■ Task to complete: Extract every line of the material below and reproduce it faithfully.

■ Input records:

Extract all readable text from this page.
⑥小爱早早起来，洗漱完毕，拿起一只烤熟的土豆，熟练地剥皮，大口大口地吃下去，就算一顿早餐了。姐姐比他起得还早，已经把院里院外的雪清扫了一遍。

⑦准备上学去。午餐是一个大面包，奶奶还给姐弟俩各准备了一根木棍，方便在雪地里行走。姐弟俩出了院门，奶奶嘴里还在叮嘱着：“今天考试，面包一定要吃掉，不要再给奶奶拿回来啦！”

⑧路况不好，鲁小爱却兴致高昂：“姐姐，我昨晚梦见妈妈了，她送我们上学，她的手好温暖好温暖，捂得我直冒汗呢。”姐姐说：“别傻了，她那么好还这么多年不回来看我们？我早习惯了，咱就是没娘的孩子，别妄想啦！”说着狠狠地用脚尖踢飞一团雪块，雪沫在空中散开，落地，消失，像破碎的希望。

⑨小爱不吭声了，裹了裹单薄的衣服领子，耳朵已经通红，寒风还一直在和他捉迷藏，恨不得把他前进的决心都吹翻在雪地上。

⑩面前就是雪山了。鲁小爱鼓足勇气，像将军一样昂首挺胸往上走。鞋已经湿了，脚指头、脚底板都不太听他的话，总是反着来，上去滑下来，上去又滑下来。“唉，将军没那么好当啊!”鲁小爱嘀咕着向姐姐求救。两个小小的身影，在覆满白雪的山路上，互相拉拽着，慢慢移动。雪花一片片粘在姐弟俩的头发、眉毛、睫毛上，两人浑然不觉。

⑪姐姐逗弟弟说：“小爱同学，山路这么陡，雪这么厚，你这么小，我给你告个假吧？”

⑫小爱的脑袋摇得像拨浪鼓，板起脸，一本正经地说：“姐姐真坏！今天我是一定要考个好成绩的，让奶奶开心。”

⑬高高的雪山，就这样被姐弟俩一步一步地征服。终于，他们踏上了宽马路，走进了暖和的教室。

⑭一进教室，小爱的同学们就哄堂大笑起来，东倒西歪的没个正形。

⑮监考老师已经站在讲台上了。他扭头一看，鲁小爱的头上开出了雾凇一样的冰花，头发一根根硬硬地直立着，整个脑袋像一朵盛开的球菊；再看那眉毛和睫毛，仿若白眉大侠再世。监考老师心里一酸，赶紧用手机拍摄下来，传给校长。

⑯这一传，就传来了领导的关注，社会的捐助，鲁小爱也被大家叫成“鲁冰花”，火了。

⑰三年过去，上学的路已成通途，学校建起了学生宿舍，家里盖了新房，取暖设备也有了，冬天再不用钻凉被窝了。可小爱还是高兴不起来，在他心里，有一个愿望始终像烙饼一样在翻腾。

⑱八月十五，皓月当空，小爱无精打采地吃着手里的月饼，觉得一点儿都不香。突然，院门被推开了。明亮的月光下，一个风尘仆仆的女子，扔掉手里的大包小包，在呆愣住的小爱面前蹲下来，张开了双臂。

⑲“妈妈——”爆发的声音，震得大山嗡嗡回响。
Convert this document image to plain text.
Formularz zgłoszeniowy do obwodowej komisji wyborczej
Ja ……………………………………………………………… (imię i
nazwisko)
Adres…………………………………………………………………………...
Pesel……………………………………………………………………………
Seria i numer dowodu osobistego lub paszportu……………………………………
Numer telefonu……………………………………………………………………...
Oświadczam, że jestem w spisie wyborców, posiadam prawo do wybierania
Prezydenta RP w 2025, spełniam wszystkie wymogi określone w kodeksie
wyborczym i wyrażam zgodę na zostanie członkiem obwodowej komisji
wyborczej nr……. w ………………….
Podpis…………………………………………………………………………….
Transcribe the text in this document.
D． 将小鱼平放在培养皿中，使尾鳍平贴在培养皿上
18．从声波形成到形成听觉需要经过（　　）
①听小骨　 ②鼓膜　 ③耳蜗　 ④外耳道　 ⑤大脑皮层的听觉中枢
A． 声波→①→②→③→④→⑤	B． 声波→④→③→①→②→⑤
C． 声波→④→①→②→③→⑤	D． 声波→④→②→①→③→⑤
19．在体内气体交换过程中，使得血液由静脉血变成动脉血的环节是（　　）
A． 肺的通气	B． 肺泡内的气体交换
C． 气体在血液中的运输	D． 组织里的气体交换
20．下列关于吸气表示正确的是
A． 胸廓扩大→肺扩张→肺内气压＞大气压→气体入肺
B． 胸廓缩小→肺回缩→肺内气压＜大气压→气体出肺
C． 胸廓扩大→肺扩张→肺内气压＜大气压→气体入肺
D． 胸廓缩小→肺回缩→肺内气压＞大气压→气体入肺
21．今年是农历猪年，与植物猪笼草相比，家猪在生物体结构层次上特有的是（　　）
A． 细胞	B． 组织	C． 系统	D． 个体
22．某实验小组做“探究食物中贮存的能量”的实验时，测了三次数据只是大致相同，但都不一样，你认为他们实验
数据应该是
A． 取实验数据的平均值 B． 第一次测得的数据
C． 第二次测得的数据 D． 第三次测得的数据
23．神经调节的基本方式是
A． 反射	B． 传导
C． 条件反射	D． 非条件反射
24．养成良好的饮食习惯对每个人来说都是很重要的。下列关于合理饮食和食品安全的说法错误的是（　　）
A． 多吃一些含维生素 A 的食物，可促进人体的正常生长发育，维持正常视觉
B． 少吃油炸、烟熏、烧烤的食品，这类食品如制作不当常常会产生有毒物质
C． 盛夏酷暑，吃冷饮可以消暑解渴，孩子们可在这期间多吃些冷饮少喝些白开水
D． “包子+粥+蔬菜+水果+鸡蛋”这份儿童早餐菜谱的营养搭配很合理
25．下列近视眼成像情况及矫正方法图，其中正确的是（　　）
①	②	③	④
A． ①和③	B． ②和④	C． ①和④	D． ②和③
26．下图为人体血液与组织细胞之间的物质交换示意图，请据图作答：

■ Task result:
Extract all readable text from this page.
⑥小爱早早起来，洗漱完毕，拿起一只烤熟的土豆，熟练地剥皮，大口大口地吃下去，就算一顿早餐了。姐姐比他起得还早，已经把院里院外的雪清扫了一遍。

⑦准备上学去。午餐是一个大面包，奶奶还给姐弟俩各准备了一根木棍，方便在雪地里行走。姐弟俩出了院门，奶奶嘴里还在叮嘱着：“今天考试，面包一定要吃掉，不要再给奶奶拿回来啦！”

⑧路况不好，鲁小爱却兴致高昂：“姐姐，我昨晚梦见妈妈了，她送我们上学，她的手好温暖好温暖，捂得我直冒汗呢。”姐姐说：“别傻了，她那么好还这么多年不回来看我们？我早习惯了，咱就是没娘的孩子，别妄想啦！”说着狠狠地用脚尖踢飞一团雪块，雪沫在空中散开，落地，消失，像破碎的希望。

⑨小爱不吭声了，裹了裹单薄的衣服领子，耳朵已经通红，寒风还一直在和他捉迷藏，恨不得把他前进的决心都吹翻在雪地上。

⑩面前就是雪山了。鲁小爱鼓足勇气，像将军一样昂首挺胸往上走。鞋已经湿了，脚指头、脚底板都不太听他的话，总是反着来，上去滑下来，上去又滑下来。“唉，将军没那么好当啊!”鲁小爱嘀咕着向姐姐求救。两个小小的身影，在覆满白雪的山路上，互相拉拽着，慢慢移动。雪花一片片粘在姐弟俩的头发、眉毛、睫毛上，两人浑然不觉。

⑪姐姐逗弟弟说：“小爱同学，山路这么陡，雪这么厚，你这么小，我给你告个假吧？”

⑫小爱的脑袋摇得像拨浪鼓，板起脸，一本正经地说：“姐姐真坏！今天我是一定要考个好成绩的，让奶奶开心。”

⑬高高的雪山，就这样被姐弟俩一步一步地征服。终于，他们踏上了宽马路，走进了暖和的教室。

⑭一进教室，小爱的同学们就哄堂大笑起来，东倒西歪的没个正形。

⑮监考老师已经站在讲台上了。他扭头一看，鲁小爱的头上开出了雾凇一样的冰花，头发一根根硬硬地直立着，整个脑袋像一朵盛开的球菊；再看那眉毛和睫毛，仿若白眉大侠再世。监考老师心里一酸，赶紧用手机拍摄下来，传给校长。

⑯这一传，就传来了领导的关注，社会的捐助，鲁小爱也被大家叫成“鲁冰花”，火了。

⑰三年过去，上学的路已成通途，学校建起了学生宿舍，家里盖了新房，取暖设备也有了，冬天再不用钻凉被窝了。可小爱还是高兴不起来，在他心里，有一个愿望始终像烙饼一样在翻腾。

⑱八月十五，皓月当空，小爱无精打采地吃着手里的月饼，觉得一点儿都不香。突然，院门被推开了。明亮的月光下，一个风尘仆仆的女子，扔掉手里的大包小包，在呆愣住的小爱面前蹲下来，张开了双臂。

⑲“妈妈——”爆发的声音，震得大山嗡嗡回响。
Convert this document image to plain text.
Formularz zgłoszeniowy do obwodowej komisji wyborczej
Ja ……………………………………………………………… (imię i
nazwisko)
Adres…………………………………………………………………………...
Pesel……………………………………………………………………………
Seria i numer dowodu osobistego lub paszportu……………………………………
Numer telefonu……………………………………………………………………...
Oświadczam, że jestem w spisie wyborców, posiadam prawo do wybierania
Prezydenta RP w 2025, spełniam wszystkie wymogi określone w kodeksie
wyborczym i wyrażam zgodę na zostanie członkiem obwodowej komisji
wyborczej nr……. w ………………….
Podpis…………………………………………………………………………….
Transcribe the text in this document.
D． 将小鱼平放在培养皿中，使尾鳍平贴在培养皿上
18．从声波形成到形成听觉需要经过（　　）
①听小骨　 ②鼓膜　 ③耳蜗　 ④外耳道　 ⑤大脑皮层的听觉中枢
A． 声波→①→②→③→④→⑤	B． 声波→④→③→①→②→⑤
C． 声波→④→①→②→③→⑤	D． 声波→④→②→①→③→⑤
19．在体内气体交换过程中，使得血液由静脉血变成动脉血的环节是（　　）
A． 肺的通气	B． 肺泡内的气体交换
C． 气体在血液中的运输	D． 组织里的气体交换
20．下列关于吸气表示正确的是
A． 胸廓扩大→肺扩张→肺内气压＞大气压→气体入肺
B． 胸廓缩小→肺回缩→肺内气压＜大气压→气体出肺
C． 胸廓扩大→肺扩张→肺内气压＜大气压→气体入肺
D． 胸廓缩小→肺回缩→肺内气压＞大气压→气体入肺
21．今年是农历猪年，与植物猪笼草相比，家猪在生物体结构层次上特有的是（　　）
A． 细胞	B． 组织	C． 系统	D． 个体
22．某实验小组做“探究食物中贮存的能量”的实验时，测了三次数据只是大致相同，但都不一样，你认为他们实验
数据应该是
A． 取实验数据的平均值 B． 第一次测得的数据
C． 第二次测得的数据 D． 第三次测得的数据
23．神经调节的基本方式是
A． 反射	B． 传导
C． 条件反射	D． 非条件反射
24．养成良好的饮食习惯对每个人来说都是很重要的。下列关于合理饮食和食品安全的说法错误的是（　　）
A． 多吃一些含维生素 A 的食物，可促进人体的正常生长发育，维持正常视觉
B． 少吃油炸、烟熏、烧烤的食品，这类食品如制作不当常常会产生有毒物质
C． 盛夏酷暑，吃冷饮可以消暑解渴，孩子们可在这期间多吃些冷饮少喝些白开水
D． “包子+粥+蔬菜+水果+鸡蛋”这份儿童早餐菜谱的营养搭配很合理
25．下列近视眼成像情况及矫正方法图，其中正确的是（　　）
①	②	③	④
A． ①和③	B． ②和④	C． ①和④	D． ②和③
26．下图为人体血液与组织细胞之间的物质交换示意图，请据图作答：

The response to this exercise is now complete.